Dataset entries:
┌──

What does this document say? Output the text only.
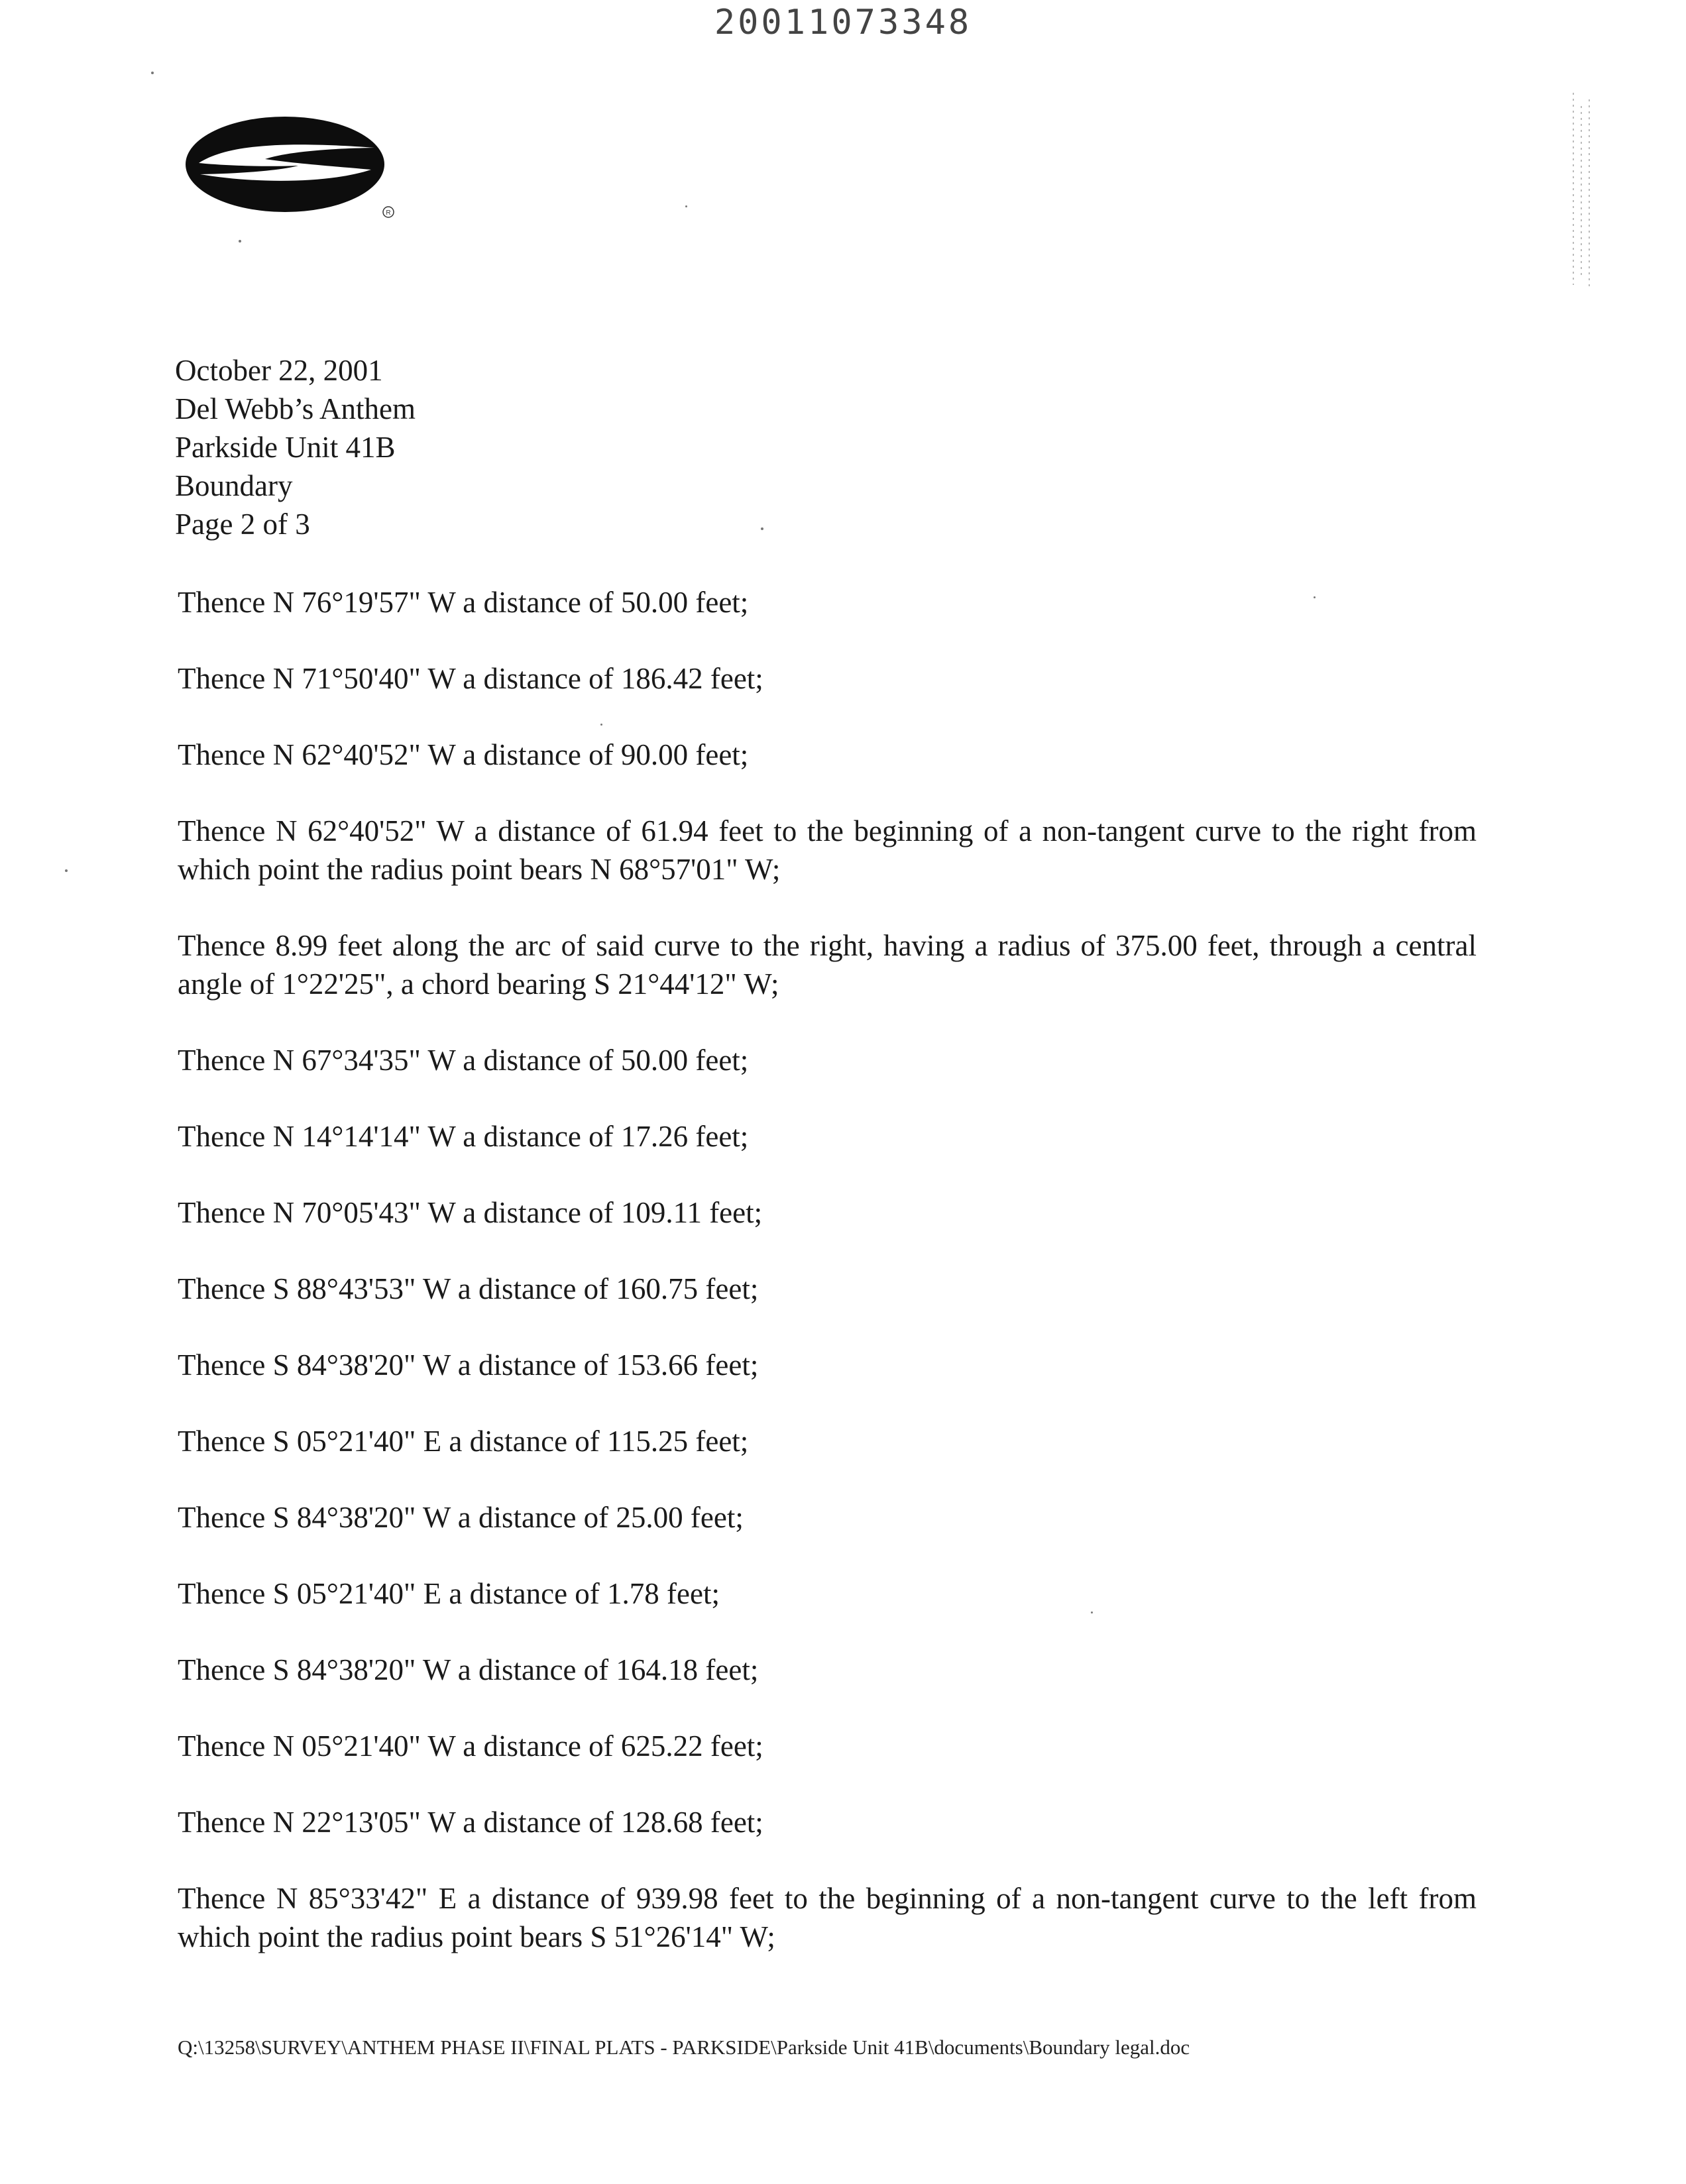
20011073348
R
October 22, 2001
Del Webb’s Anthem
Parkside Unit 41B
Boundary
Page 2 of 3

Thence N 76°19'57" W a distance of 50.00 feet;

Thence N 71°50'40" W a distance of 186.42 feet;

Thence N 62°40'52" W a distance of 90.00 feet;

Thence N 62°40'52" W a distance of 61.94 feet to the beginning of a non-tangent curve to the right from which point the radius point bears N 68°57'01" W;

Thence 8.99 feet along the arc of said curve to the right, having a radius of 375.00 feet, through a central angle of 1°22'25", a chord bearing S 21°44'12" W;

Thence N 67°34'35" W a distance of 50.00 feet;

Thence N 14°14'14" W a distance of 17.26 feet;

Thence N 70°05'43" W a distance of 109.11 feet;

Thence S 88°43'53" W a distance of 160.75 feet;

Thence S 84°38'20" W a distance of 153.66 feet;

Thence S 05°21'40" E a distance of 115.25 feet;

Thence S 84°38'20" W a distance of 25.00 feet;

Thence S 05°21'40" E a distance of 1.78 feet;

Thence S 84°38'20" W a distance of 164.18 feet;

Thence N 05°21'40" W a distance of 625.22 feet;

Thence N 22°13'05" W a distance of 128.68 feet;

Thence N 85°33'42" E a distance of 939.98 feet to the beginning of a non-tangent curve to the left from which point the radius point bears S 51°26'14" W;

Q:\13258\SURVEY\ANTHEM PHASE II\FINAL PLATS - PARKSIDE\Parkside Unit 41B\documents\Boundary legal.doc
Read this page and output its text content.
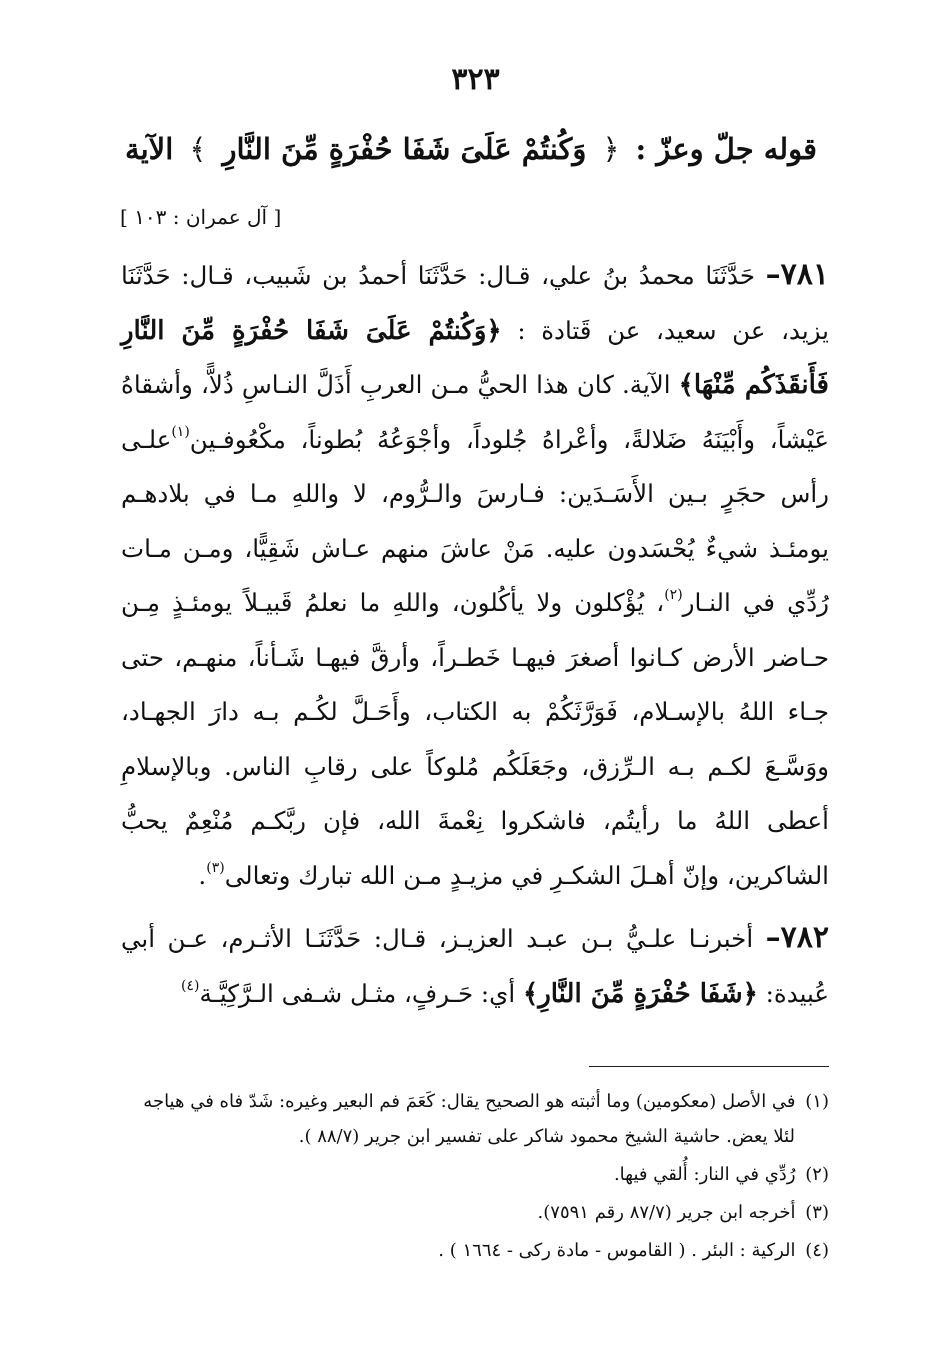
٣٢٣
قوله جلّ وعزّ : ﴿ وَكُنتُمْ عَلَىَ شَفَا حُفْرَةٍ مِّنَ النَّارِ ﴾ الآية
[ آل عمران : ١٠٣ ]

٧٨١– حَدَّثَنَا محمدُ بنُ علي، قـال: حَدَّثَنَا أحمدُ بن شَبيب، قـال: حَدَّثَنَا يزيد، عن سعيد، عن قَتادة : ﴿وَكُنتُمْ عَلَىَ شَفَا حُفْرَةٍ مِّنَ النَّارِ فَأَنقَذَكُم مِّنْهَا﴾ الآية. كان هذا الحيُّ مـن العربِ أَذَلَّ النـاسِ ذُلاًّ، وأشقاهُ عَيْشاً، وأَبْيَنَهُ ضَلالةً، وأعْراهُ جُلوداً، وأجْوَعُهُ بُطوناً، مكْعُوفـين$^{(١)}$علـى رأس حجَرٍ بـين الأَسَـدَين: فـارسَ والـرُّوم، لا واللهِ مـا في بلادهـم يومئـذ شيءٌ يُحْسَدون عليه. مَنْ عاشَ منهم عـاش شَقِيًّا، ومـن مـات رُدِّي في النـار$^{(٢)}$، يُؤْكلون ولا يأكُلون، واللهِ ما نعلمُ قَبيـلاً يومئـذٍ مِـن حـاضر الأرض كـانوا أصغرَ فيهـا خَطـراً، وأرقَّ فيهـا شَـأناً، منهـم، حتى جـاء اللهُ بالإسـلام، فَوَرَّثَكُمْ به الكتاب، وأَحَـلَّ لكُـم بـه دارَ الجهـاد، ووَسَّـعَ لكـم بـه الـرِّزق، وجَعَلَكُم مُلوكاً على رقابِ الناس. وبالإسلامِ أعطى اللهُ ما رأيتُم، فاشكروا نِعْمةَ الله، فإن ربَّكـم مُنْعِمٌ يحبُّ الشاكرين، وإنّ أهـلَ الشكـرِ في مزيـدٍ مـن الله تبارك وتعالى$^{(٣)}$.

٧٨٢– أخبرنـا علـيُّ بـن عبـد العزيـز، قـال: حَدَّثَنَـا الأثـرم، عـن أبي عُبيدة: ﴿شَفَا حُفْرَةٍ مِّنَ النَّارِ﴾ أي: حَـرفٍ، مثـل شـفى الـرَّكِيَّـة$^{(٤)}$

(١) في الأصل (معكومين) وما أثبته هو الصحيح يقال: كَعَمَ فم البعير وغيره: شَدّ فاه في هياجه
لئلا يعض. حاشية الشيخ محمود شاكر على تفسير ابن جرير (٨٨/٧ ).
(٢) رُدِّي في النار: أُلقي فيها.
(٣) أخرجه ابن جرير (٨٧/٧ رقم ٧٥٩١).
(٤) الركية : البئر . ( القاموس - مادة ركى - ١٦٦٤ ) .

└──

THE REQUEST:
Copy out each line exactly, without the pictures.

EXERCISE ANSWER:
What does this document say? Output the text only.
20011073348
R
October 22, 2001
Del Webb’s Anthem
Parkside Unit 41B
Boundary
Page 2 of 3

Thence N 76°19'57" W a distance of 50.00 feet;

Thence N 71°50'40" W a distance of 186.42 feet;

Thence N 62°40'52" W a distance of 90.00 feet;

Thence N 62°40'52" W a distance of 61.94 feet to the beginning of a non-tangent curve to the right from which point the radius point bears N 68°57'01" W;

Thence 8.99 feet along the arc of said curve to the right, having a radius of 375.00 feet, through a central angle of 1°22'25", a chord bearing S 21°44'12" W;

Thence N 67°34'35" W a distance of 50.00 feet;

Thence N 14°14'14" W a distance of 17.26 feet;

Thence N 70°05'43" W a distance of 109.11 feet;

Thence S 88°43'53" W a distance of 160.75 feet;

Thence S 84°38'20" W a distance of 153.66 feet;

Thence S 05°21'40" E a distance of 115.25 feet;

Thence S 84°38'20" W a distance of 25.00 feet;

Thence S 05°21'40" E a distance of 1.78 feet;

Thence S 84°38'20" W a distance of 164.18 feet;

Thence N 05°21'40" W a distance of 625.22 feet;

Thence N 22°13'05" W a distance of 128.68 feet;

Thence N 85°33'42" E a distance of 939.98 feet to the beginning of a non-tangent curve to the left from which point the radius point bears S 51°26'14" W;

Q:\13258\SURVEY\ANTHEM PHASE II\FINAL PLATS - PARKSIDE\Parkside Unit 41B\documents\Boundary legal.doc
Read this page and output its text content.
٣٢٣
قوله جلّ وعزّ : ﴿ وَكُنتُمْ عَلَىَ شَفَا حُفْرَةٍ مِّنَ النَّارِ ﴾ الآية
[ آل عمران : ١٠٣ ]

٧٨١– حَدَّثَنَا محمدُ بنُ علي، قـال: حَدَّثَنَا أحمدُ بن شَبيب، قـال: حَدَّثَنَا يزيد، عن سعيد، عن قَتادة : ﴿وَكُنتُمْ عَلَىَ شَفَا حُفْرَةٍ مِّنَ النَّارِ فَأَنقَذَكُم مِّنْهَا﴾ الآية. كان هذا الحيُّ مـن العربِ أَذَلَّ النـاسِ ذُلاًّ، وأشقاهُ عَيْشاً، وأَبْيَنَهُ ضَلالةً، وأعْراهُ جُلوداً، وأجْوَعُهُ بُطوناً، مكْعُوفـين$^{(١)}$علـى رأس حجَرٍ بـين الأَسَـدَين: فـارسَ والـرُّوم، لا واللهِ مـا في بلادهـم يومئـذ شيءٌ يُحْسَدون عليه. مَنْ عاشَ منهم عـاش شَقِيًّا، ومـن مـات رُدِّي في النـار$^{(٢)}$، يُؤْكلون ولا يأكُلون، واللهِ ما نعلمُ قَبيـلاً يومئـذٍ مِـن حـاضر الأرض كـانوا أصغرَ فيهـا خَطـراً، وأرقَّ فيهـا شَـأناً، منهـم، حتى جـاء اللهُ بالإسـلام، فَوَرَّثَكُمْ به الكتاب، وأَحَـلَّ لكُـم بـه دارَ الجهـاد، ووَسَّـعَ لكـم بـه الـرِّزق، وجَعَلَكُم مُلوكاً على رقابِ الناس. وبالإسلامِ أعطى اللهُ ما رأيتُم، فاشكروا نِعْمةَ الله، فإن ربَّكـم مُنْعِمٌ يحبُّ الشاكرين، وإنّ أهـلَ الشكـرِ في مزيـدٍ مـن الله تبارك وتعالى$^{(٣)}$.

٧٨٢– أخبرنـا علـيُّ بـن عبـد العزيـز، قـال: حَدَّثَنَـا الأثـرم، عـن أبي عُبيدة: ﴿شَفَا حُفْرَةٍ مِّنَ النَّارِ﴾ أي: حَـرفٍ، مثـل شـفى الـرَّكِيَّـة$^{(٤)}$

(١) في الأصل (معكومين) وما أثبته هو الصحيح يقال: كَعَمَ فم البعير وغيره: شَدّ فاه في هياجه
لئلا يعض. حاشية الشيخ محمود شاكر على تفسير ابن جرير (٨٨/٧ ).
(٢) رُدِّي في النار: أُلقي فيها.
(٣) أخرجه ابن جرير (٨٧/٧ رقم ٧٥٩١).
(٤) الركية : البئر . ( القاموس - مادة ركى - ١٦٦٤ ) .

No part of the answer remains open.